• WHAT YOU NEED TO DO: Wherever the string "annotation" occurs in a line of these records, report that line.

• RECORDS FOR THIS TASK:
══════════════════════════════

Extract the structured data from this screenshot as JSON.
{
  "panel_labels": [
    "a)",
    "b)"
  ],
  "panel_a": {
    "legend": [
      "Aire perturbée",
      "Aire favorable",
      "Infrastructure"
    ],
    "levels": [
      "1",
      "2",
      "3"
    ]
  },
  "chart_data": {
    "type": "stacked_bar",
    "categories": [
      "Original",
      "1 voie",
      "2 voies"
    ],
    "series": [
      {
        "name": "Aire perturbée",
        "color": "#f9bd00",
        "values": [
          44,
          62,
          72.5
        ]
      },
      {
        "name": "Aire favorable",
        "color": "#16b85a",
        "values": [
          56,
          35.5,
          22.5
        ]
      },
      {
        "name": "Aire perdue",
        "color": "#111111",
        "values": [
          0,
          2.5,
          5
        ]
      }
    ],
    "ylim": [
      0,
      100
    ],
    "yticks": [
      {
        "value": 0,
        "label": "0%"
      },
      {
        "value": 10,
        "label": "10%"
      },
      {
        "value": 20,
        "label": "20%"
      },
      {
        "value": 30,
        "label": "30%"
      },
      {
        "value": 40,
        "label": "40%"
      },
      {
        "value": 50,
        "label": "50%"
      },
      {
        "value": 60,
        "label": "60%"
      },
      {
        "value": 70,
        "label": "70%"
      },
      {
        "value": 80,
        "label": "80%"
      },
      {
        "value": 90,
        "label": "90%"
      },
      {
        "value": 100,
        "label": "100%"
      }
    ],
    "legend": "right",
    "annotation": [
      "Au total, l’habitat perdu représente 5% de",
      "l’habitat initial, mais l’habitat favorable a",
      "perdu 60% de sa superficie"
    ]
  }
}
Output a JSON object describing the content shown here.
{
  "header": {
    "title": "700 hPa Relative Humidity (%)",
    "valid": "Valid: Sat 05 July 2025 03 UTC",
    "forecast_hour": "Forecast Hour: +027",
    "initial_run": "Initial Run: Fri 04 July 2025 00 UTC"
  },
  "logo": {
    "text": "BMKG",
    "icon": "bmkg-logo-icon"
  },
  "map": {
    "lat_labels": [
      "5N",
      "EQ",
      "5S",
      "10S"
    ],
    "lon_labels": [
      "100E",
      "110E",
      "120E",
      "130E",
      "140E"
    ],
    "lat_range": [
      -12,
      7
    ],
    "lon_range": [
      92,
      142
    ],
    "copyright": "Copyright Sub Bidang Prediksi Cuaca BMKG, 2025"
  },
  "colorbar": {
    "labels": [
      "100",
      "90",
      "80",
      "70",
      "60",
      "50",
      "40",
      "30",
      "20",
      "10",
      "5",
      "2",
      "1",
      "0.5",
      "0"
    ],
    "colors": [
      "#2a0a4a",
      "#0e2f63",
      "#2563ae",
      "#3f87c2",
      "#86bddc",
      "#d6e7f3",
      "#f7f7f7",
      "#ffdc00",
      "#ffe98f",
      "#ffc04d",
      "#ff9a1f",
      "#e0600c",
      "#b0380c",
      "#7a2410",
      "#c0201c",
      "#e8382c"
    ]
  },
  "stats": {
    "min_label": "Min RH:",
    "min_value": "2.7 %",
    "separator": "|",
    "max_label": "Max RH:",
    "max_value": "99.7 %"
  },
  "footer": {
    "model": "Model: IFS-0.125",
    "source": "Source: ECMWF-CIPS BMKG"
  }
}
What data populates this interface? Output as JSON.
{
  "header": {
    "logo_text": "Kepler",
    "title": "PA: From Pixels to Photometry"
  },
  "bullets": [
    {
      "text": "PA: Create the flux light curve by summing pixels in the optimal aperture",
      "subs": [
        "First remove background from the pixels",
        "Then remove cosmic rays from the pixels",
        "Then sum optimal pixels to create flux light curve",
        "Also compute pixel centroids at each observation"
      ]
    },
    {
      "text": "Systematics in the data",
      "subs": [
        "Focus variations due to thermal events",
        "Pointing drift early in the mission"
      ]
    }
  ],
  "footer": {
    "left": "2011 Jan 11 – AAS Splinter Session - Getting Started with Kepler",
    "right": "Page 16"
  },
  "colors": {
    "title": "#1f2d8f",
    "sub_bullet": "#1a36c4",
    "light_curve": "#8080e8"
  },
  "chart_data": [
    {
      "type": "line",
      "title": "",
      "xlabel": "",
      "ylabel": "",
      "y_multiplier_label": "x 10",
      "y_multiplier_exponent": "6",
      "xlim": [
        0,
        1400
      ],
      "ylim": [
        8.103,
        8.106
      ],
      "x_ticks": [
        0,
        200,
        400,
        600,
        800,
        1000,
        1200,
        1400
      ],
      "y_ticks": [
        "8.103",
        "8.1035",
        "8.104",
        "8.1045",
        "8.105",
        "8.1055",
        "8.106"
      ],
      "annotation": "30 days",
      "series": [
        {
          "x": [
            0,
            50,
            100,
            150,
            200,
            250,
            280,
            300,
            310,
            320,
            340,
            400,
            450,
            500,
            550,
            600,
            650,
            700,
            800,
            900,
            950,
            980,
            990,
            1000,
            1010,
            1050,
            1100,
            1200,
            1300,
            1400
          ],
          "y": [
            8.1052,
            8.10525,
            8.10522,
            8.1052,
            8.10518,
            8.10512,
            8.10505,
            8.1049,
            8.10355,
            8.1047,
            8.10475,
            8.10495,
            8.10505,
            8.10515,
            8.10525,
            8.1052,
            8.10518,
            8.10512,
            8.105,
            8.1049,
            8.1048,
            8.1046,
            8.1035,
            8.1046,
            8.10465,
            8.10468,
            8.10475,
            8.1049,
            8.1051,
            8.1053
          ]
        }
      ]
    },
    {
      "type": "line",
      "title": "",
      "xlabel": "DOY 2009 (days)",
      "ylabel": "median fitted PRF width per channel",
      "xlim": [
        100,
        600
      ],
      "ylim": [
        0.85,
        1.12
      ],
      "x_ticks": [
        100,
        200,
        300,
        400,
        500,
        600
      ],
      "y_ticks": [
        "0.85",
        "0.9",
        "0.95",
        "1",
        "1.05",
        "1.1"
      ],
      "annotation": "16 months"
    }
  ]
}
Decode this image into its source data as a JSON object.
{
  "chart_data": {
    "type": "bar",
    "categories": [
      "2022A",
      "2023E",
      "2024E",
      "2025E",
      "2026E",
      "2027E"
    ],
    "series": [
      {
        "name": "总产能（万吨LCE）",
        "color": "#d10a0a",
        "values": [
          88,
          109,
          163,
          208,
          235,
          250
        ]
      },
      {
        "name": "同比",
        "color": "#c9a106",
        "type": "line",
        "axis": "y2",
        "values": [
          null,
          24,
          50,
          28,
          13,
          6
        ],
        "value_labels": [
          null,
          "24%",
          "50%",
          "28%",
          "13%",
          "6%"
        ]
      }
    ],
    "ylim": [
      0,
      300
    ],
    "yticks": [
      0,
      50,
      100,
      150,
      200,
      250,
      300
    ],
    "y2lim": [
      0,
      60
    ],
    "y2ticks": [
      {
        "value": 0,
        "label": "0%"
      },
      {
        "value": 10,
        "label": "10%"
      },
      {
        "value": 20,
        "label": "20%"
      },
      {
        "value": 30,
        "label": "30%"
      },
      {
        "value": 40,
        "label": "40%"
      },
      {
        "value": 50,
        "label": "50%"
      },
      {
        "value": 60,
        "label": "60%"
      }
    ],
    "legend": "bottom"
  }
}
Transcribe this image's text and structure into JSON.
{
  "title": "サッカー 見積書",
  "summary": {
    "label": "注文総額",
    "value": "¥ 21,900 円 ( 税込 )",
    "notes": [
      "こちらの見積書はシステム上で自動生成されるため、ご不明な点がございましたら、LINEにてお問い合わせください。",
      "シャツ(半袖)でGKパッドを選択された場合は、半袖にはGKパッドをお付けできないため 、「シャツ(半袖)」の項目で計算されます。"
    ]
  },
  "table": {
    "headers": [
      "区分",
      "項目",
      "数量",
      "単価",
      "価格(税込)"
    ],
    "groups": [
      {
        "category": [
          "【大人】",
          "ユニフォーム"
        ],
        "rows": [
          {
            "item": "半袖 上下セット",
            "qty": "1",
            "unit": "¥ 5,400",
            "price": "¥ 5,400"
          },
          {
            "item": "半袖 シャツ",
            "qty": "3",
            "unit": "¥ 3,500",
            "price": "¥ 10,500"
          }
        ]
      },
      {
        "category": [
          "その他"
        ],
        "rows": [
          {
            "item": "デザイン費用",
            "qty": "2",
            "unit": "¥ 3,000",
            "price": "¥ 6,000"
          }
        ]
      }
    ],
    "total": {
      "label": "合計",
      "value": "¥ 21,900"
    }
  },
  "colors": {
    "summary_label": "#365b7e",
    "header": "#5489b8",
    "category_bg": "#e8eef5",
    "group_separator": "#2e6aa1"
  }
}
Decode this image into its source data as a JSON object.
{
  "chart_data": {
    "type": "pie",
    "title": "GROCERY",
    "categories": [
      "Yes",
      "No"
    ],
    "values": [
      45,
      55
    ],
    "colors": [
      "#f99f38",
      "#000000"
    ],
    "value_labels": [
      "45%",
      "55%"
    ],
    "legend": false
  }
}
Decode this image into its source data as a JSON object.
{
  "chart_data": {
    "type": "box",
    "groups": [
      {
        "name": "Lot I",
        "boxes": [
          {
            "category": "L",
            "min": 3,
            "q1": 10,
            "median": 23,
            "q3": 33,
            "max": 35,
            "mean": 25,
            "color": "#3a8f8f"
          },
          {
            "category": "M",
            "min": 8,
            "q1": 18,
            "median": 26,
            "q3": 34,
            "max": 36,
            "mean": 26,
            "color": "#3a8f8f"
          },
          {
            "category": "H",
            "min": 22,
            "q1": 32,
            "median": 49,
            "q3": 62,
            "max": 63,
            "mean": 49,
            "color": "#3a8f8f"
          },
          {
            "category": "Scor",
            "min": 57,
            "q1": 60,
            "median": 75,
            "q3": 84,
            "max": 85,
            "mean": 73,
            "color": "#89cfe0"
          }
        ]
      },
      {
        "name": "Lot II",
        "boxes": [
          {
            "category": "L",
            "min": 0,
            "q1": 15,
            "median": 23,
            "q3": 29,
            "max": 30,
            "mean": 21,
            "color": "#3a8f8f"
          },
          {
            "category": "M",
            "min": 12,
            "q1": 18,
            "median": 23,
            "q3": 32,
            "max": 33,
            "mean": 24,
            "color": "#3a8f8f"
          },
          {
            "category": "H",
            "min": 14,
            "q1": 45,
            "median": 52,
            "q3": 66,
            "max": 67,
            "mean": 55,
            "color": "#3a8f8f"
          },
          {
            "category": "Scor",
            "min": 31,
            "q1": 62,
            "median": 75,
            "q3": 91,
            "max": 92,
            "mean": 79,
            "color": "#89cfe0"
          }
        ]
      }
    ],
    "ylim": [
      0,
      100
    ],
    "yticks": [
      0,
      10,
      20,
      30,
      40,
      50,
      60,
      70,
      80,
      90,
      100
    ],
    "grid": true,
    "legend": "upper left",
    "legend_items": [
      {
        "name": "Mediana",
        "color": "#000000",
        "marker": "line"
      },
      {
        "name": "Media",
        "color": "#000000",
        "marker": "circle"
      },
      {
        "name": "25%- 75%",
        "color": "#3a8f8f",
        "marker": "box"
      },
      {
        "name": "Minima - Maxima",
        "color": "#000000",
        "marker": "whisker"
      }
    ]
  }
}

══════════════════════════════

• TASK RESPONSE:
    "annotation": [
      "annotation": "30 days",
      "annotation": "16 months"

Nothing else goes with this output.